▸ **What needs to be done**:
Only the number is wanted: count the lines in the data with "EditText" in them.
--- start of Material provided ---
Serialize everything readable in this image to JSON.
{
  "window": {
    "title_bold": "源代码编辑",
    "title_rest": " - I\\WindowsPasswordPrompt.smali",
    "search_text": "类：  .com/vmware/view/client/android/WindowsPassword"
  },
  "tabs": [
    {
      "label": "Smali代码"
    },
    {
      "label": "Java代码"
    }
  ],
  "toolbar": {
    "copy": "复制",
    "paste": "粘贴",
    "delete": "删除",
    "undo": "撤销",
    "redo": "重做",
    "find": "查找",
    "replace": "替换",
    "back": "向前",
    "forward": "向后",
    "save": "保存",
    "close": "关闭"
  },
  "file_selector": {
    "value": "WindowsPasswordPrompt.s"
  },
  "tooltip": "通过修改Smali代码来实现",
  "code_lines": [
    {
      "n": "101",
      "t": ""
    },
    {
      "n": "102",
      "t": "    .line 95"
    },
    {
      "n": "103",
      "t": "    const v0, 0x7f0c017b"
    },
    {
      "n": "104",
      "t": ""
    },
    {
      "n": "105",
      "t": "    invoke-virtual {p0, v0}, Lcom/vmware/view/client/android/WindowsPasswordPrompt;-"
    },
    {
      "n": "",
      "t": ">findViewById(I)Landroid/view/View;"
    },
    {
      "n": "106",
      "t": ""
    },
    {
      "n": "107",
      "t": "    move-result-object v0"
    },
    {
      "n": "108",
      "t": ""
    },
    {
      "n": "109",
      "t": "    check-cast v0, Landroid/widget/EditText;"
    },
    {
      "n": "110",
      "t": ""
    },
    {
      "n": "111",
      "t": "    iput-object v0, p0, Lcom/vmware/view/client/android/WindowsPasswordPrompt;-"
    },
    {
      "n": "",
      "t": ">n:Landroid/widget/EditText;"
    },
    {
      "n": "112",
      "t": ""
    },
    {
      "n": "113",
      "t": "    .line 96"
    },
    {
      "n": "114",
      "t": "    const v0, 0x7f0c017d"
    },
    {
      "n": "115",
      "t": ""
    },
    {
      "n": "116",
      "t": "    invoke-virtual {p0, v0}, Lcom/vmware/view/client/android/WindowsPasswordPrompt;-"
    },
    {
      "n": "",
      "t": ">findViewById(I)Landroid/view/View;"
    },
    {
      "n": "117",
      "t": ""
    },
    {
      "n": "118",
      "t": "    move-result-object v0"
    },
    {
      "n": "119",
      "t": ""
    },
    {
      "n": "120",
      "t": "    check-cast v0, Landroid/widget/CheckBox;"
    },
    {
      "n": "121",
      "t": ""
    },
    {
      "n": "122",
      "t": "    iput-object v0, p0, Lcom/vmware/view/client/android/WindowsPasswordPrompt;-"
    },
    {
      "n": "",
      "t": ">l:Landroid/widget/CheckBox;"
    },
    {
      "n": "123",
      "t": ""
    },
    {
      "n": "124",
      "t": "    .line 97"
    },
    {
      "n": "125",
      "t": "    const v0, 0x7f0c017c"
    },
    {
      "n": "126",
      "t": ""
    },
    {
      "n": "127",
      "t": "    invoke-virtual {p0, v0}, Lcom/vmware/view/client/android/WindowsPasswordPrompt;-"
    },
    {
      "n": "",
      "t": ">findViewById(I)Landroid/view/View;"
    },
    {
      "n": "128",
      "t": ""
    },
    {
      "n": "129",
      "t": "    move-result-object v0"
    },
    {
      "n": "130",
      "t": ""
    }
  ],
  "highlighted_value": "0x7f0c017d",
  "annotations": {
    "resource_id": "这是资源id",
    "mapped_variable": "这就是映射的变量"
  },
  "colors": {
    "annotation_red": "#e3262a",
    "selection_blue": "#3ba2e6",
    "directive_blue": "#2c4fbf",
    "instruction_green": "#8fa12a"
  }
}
--- end of Material provided ---
▸ **Result of the exercise**:
2